**ЧТО НУЖНО СДЕЛАТЬ**
Перенесите все строки листинга в нумерованный список без пустых строк. Изображения в ответ не включайте.

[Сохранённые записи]
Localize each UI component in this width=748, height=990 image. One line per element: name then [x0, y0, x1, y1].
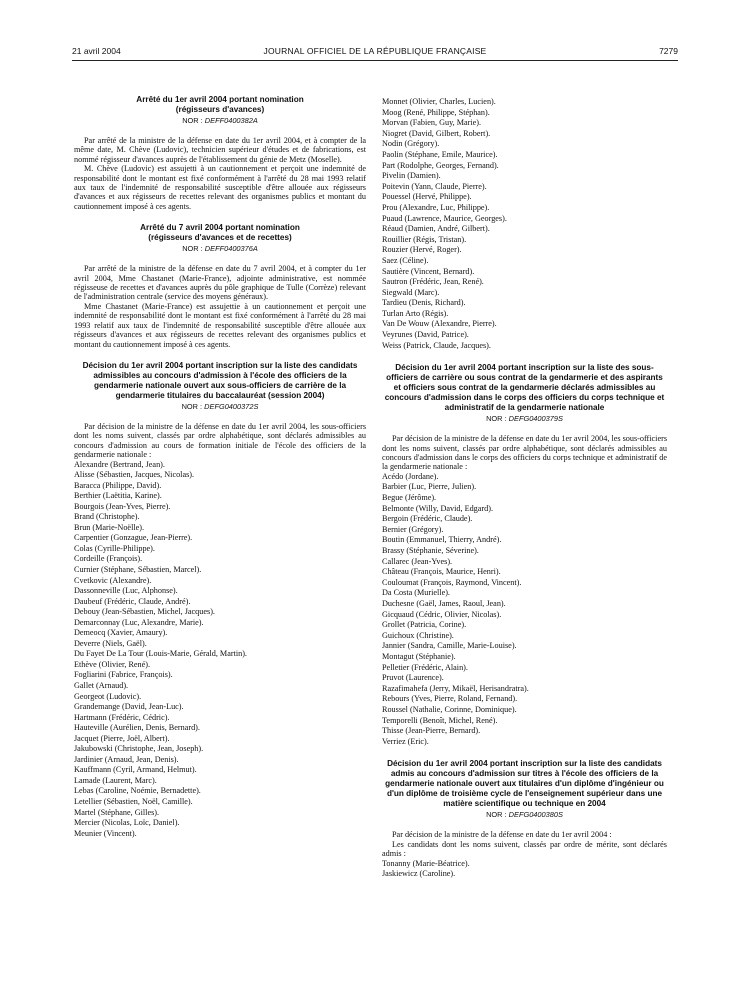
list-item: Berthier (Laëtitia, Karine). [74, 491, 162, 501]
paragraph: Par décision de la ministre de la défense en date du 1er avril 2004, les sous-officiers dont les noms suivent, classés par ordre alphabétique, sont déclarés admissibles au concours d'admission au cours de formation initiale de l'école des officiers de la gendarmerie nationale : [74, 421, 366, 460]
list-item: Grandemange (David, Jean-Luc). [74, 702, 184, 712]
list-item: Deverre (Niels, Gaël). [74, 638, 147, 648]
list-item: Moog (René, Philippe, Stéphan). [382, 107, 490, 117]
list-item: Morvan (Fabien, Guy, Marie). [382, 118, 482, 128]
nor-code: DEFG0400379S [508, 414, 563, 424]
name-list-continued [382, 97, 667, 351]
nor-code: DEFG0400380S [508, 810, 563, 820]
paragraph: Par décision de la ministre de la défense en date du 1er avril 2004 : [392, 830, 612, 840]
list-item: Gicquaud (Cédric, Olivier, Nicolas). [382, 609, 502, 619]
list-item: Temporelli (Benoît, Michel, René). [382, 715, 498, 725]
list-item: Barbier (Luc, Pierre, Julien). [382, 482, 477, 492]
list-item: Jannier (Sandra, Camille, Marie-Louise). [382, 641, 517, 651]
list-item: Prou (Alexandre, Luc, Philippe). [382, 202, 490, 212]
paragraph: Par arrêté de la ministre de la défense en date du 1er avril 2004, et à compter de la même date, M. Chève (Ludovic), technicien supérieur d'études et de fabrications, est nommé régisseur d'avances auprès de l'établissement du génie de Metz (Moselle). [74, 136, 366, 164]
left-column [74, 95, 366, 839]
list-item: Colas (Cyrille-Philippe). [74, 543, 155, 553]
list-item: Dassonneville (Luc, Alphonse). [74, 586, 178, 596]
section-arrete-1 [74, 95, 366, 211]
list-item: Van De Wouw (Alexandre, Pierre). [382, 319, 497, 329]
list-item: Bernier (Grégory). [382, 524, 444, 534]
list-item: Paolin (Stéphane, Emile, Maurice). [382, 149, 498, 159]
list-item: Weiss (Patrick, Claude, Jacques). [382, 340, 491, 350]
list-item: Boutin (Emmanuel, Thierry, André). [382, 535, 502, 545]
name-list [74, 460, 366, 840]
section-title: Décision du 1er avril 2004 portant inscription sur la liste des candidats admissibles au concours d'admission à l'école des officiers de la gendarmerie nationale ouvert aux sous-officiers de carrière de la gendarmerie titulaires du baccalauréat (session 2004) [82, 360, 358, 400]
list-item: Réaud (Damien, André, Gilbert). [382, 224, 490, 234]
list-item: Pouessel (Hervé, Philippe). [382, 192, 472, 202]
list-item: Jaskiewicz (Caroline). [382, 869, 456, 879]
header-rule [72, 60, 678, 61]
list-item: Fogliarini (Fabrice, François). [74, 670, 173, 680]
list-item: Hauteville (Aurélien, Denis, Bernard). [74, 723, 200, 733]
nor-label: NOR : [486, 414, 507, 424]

**РЕШЕНИЕ УПРАЖНЕНИЯ**
1. Localize each UI component in this width=748, height=990 image. One line per element: name then [x0, y0, x1, y1].
2. list-item: Berthier (Laëtitia, Karine). [74, 491, 162, 501]
3. paragraph: Par décision de la ministre de la défense en date du 1er avril 2004, les sous-officiers dont les noms suivent, classés par ordre alphabétique, sont déclarés admissibles au concours d'admission au cours de formation initiale de l'école des officiers de la gendarmerie nationale : [74, 421, 366, 460]
4. list-item: Grandemange (David, Jean-Luc). [74, 702, 184, 712]
5. list-item: Deverre (Niels, Gaël). [74, 638, 147, 648]
6. list-item: Moog (René, Philippe, Stéphan). [382, 107, 490, 117]
7. list-item: Morvan (Fabien, Guy, Marie). [382, 118, 482, 128]
8. nor-code: DEFG0400379S [508, 414, 563, 424]
9. name-list-continued [382, 97, 667, 351]
10. nor-code: DEFG0400380S [508, 810, 563, 820]
11. paragraph: Par décision de la ministre de la défense en date du 1er avril 2004 : [392, 830, 612, 840]
12. list-item: Gicquaud (Cédric, Olivier, Nicolas). [382, 609, 502, 619]
13. list-item: Temporelli (Benoît, Michel, René). [382, 715, 498, 725]
14. list-item: Barbier (Luc, Pierre, Julien). [382, 482, 477, 492]
15. list-item: Jannier (Sandra, Camille, Marie-Louise). [382, 641, 517, 651]
16. list-item: Prou (Alexandre, Luc, Philippe). [382, 202, 490, 212]
17. paragraph: Par arrêté de la ministre de la défense en date du 1er avril 2004, et à compter de la même date, M. Chève (Ludovic), technicien supérieur d'études et de fabrications, est nommé régisseur d'avances auprès de l'établissement du génie de Metz (Moselle). [74, 136, 366, 164]
18. left-column [74, 95, 366, 839]
19. list-item: Colas (Cyrille-Philippe). [74, 543, 155, 553]
20. list-item: Dassonneville (Luc, Alphonse). [74, 586, 178, 596]
21. section-arrete-1 [74, 95, 366, 211]
22. list-item: Van De Wouw (Alexandre, Pierre). [382, 319, 497, 329]
23. list-item: Bernier (Grégory). [382, 524, 444, 534]
24. list-item: Paolin (Stéphane, Emile, Maurice). [382, 149, 498, 159]
25. list-item: Weiss (Patrick, Claude, Jacques). [382, 340, 491, 350]
26. list-item: Boutin (Emmanuel, Thierry, André). [382, 535, 502, 545]
27. name-list [74, 460, 366, 840]
28. section-title: Décision du 1er avril 2004 portant inscription sur la liste des candidats admissibles au concours d'admission à l'école des officiers de la gendarmerie nationale ouvert aux sous-officiers de carrière de la gendarmerie titulaires du baccalauréat (session 2004) [82, 360, 358, 400]
29. list-item: Réaud (Damien, André, Gilbert). [382, 224, 490, 234]
30. list-item: Pouessel (Hervé, Philippe). [382, 192, 472, 202]
31. list-item: Jaskiewicz (Caroline). [382, 869, 456, 879]
32. header-rule [72, 60, 678, 61]
33. list-item: Fogliarini (Fabrice, François). [74, 670, 173, 680]
34. list-item: Hauteville (Aurélien, Denis, Bernard). [74, 723, 200, 733]
35. nor-label: NOR : [486, 414, 507, 424]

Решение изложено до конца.